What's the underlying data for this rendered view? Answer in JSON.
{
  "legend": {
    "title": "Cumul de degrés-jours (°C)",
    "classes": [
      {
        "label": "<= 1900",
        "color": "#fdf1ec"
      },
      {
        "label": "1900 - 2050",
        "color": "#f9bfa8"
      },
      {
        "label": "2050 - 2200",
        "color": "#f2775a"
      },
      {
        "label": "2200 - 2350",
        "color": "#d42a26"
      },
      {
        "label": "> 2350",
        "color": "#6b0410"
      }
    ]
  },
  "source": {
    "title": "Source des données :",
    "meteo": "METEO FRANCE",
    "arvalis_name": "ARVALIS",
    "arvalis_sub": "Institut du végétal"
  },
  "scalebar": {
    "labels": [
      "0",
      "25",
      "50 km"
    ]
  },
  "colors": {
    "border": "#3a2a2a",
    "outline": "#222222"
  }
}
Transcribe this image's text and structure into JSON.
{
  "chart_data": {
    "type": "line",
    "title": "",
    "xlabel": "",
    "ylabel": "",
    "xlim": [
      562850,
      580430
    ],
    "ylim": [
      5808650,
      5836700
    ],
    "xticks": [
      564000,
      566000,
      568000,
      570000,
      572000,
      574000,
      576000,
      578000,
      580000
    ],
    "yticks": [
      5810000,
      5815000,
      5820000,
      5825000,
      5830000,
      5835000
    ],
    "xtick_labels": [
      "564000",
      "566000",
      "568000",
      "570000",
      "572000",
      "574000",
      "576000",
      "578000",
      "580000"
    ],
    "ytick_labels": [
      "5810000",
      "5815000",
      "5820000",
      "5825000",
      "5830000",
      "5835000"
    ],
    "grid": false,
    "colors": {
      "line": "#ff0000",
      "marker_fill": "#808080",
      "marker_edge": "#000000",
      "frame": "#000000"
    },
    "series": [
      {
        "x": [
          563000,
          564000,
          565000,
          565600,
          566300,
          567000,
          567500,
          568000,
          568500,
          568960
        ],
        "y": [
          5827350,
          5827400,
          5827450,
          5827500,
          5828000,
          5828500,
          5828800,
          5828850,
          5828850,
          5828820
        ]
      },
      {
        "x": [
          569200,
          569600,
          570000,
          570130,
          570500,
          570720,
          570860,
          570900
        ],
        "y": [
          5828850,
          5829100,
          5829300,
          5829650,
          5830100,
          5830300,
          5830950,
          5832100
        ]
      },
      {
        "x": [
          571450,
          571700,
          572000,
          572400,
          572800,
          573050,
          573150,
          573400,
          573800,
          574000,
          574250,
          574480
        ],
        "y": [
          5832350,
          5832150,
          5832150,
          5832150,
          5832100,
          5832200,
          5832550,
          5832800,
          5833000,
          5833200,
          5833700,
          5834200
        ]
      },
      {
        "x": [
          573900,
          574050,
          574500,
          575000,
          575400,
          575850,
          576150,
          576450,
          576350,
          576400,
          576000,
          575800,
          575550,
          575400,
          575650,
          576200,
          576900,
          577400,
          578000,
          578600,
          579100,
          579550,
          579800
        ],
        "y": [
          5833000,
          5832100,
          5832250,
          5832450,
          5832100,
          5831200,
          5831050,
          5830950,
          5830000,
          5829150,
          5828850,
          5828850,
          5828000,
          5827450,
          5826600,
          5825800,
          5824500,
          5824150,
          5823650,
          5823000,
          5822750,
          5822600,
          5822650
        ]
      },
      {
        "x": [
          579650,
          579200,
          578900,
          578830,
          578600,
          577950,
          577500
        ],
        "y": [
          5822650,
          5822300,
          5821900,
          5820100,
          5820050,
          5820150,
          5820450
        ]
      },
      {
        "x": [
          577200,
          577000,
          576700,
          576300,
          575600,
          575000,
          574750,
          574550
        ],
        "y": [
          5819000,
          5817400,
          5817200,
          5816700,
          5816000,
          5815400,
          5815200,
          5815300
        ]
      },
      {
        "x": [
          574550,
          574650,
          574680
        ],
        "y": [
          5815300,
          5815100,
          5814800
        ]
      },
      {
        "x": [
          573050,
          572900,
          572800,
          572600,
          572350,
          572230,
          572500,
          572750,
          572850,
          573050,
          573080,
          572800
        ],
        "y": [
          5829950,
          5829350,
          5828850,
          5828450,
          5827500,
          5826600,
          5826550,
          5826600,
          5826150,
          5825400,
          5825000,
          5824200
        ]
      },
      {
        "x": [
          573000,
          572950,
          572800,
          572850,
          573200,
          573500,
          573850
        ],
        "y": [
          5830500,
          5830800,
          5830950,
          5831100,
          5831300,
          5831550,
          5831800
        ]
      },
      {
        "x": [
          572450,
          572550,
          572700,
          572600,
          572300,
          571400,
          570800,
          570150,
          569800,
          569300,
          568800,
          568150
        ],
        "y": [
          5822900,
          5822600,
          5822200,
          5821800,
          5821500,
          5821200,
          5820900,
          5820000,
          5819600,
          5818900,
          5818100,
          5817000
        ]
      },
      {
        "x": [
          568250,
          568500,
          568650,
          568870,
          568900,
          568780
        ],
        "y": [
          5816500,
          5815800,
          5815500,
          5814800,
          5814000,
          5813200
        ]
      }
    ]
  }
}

# # # # # # #

## What you need to do
Write out every line from the records above, word for word.

## Written response
What's the underlying data for this rendered view? Answer in JSON.
{
  "legend": {
    "title": "Cumul de degrés-jours (°C)",
    "classes": [
      {
        "label": "<= 1900",
        "color": "#fdf1ec"
      },
      {
        "label": "1900 - 2050",
        "color": "#f9bfa8"
      },
      {
        "label": "2050 - 2200",
        "color": "#f2775a"
      },
      {
        "label": "2200 - 2350",
        "color": "#d42a26"
      },
      {
        "label": "> 2350",
        "color": "#6b0410"
      }
    ]
  },
  "source": {
    "title": "Source des données :",
    "meteo": "METEO FRANCE",
    "arvalis_name": "ARVALIS",
    "arvalis_sub": "Institut du végétal"
  },
  "scalebar": {
    "labels": [
      "0",
      "25",
      "50 km"
    ]
  },
  "colors": {
    "border": "#3a2a2a",
    "outline": "#222222"
  }
}
Transcribe this image's text and structure into JSON.
{
  "chart_data": {
    "type": "line",
    "title": "",
    "xlabel": "",
    "ylabel": "",
    "xlim": [
      562850,
      580430
    ],
    "ylim": [
      5808650,
      5836700
    ],
    "xticks": [
      564000,
      566000,
      568000,
      570000,
      572000,
      574000,
      576000,
      578000,
      580000
    ],
    "yticks": [
      5810000,
      5815000,
      5820000,
      5825000,
      5830000,
      5835000
    ],
    "xtick_labels": [
      "564000",
      "566000",
      "568000",
      "570000",
      "572000",
      "574000",
      "576000",
      "578000",
      "580000"
    ],
    "ytick_labels": [
      "5810000",
      "5815000",
      "5820000",
      "5825000",
      "5830000",
      "5835000"
    ],
    "grid": false,
    "colors": {
      "line": "#ff0000",
      "marker_fill": "#808080",
      "marker_edge": "#000000",
      "frame": "#000000"
    },
    "series": [
      {
        "x": [
          563000,
          564000,
          565000,
          565600,
          566300,
          567000,
          567500,
          568000,
          568500,
          568960
        ],
        "y": [
          5827350,
          5827400,
          5827450,
          5827500,
          5828000,
          5828500,
          5828800,
          5828850,
          5828850,
          5828820
        ]
      },
      {
        "x": [
          569200,
          569600,
          570000,
          570130,
          570500,
          570720,
          570860,
          570900
        ],
        "y": [
          5828850,
          5829100,
          5829300,
          5829650,
          5830100,
          5830300,
          5830950,
          5832100
        ]
      },
      {
        "x": [
          571450,
          571700,
          572000,
          572400,
          572800,
          573050,
          573150,
          573400,
          573800,
          574000,
          574250,
          574480
        ],
        "y": [
          5832350,
          5832150,
          5832150,
          5832150,
          5832100,
          5832200,
          5832550,
          5832800,
          5833000,
          5833200,
          5833700,
          5834200
        ]
      },
      {
        "x": [
          573900,
          574050,
          574500,
          575000,
          575400,
          575850,
          576150,
          576450,
          576350,
          576400,
          576000,
          575800,
          575550,
          575400,
          575650,
          576200,
          576900,
          577400,
          578000,
          578600,
          579100,
          579550,
          579800
        ],
        "y": [
          5833000,
          5832100,
          5832250,
          5832450,
          5832100,
          5831200,
          5831050,
          5830950,
          5830000,
          5829150,
          5828850,
          5828850,
          5828000,
          5827450,
          5826600,
          5825800,
          5824500,
          5824150,
          5823650,
          5823000,
          5822750,
          5822600,
          5822650
        ]
      },
      {
        "x": [
          579650,
          579200,
          578900,
          578830,
          578600,
          577950,
          577500
        ],
        "y": [
          5822650,
          5822300,
          5821900,
          5820100,
          5820050,
          5820150,
          5820450
        ]
      },
      {
        "x": [
          577200,
          577000,
          576700,
          576300,
          575600,
          575000,
          574750,
          574550
        ],
        "y": [
          5819000,
          5817400,
          5817200,
          5816700,
          5816000,
          5815400,
          5815200,
          5815300
        ]
      },
      {
        "x": [
          574550,
          574650,
          574680
        ],
        "y": [
          5815300,
          5815100,
          5814800
        ]
      },
      {
        "x": [
          573050,
          572900,
          572800,
          572600,
          572350,
          572230,
          572500,
          572750,
          572850,
          573050,
          573080,
          572800
        ],
        "y": [
          5829950,
          5829350,
          5828850,
          5828450,
          5827500,
          5826600,
          5826550,
          5826600,
          5826150,
          5825400,
          5825000,
          5824200
        ]
      },
      {
        "x": [
          573000,
          572950,
          572800,
          572850,
          573200,
          573500,
          573850
        ],
        "y": [
          5830500,
          5830800,
          5830950,
          5831100,
          5831300,
          5831550,
          5831800
        ]
      },
      {
        "x": [
          572450,
          572550,
          572700,
          572600,
          572300,
          571400,
          570800,
          570150,
          569800,
          569300,
          568800,
          568150
        ],
        "y": [
          5822900,
          5822600,
          5822200,
          5821800,
          5821500,
          5821200,
          5820900,
          5820000,
          5819600,
          5818900,
          5818100,
          5817000
        ]
      },
      {
        "x": [
          568250,
          568500,
          568650,
          568870,
          568900,
          568780
        ],
        "y": [
          5816500,
          5815800,
          5815500,
          5814800,
          5814000,
          5813200
        ]
      }
    ]
  }
}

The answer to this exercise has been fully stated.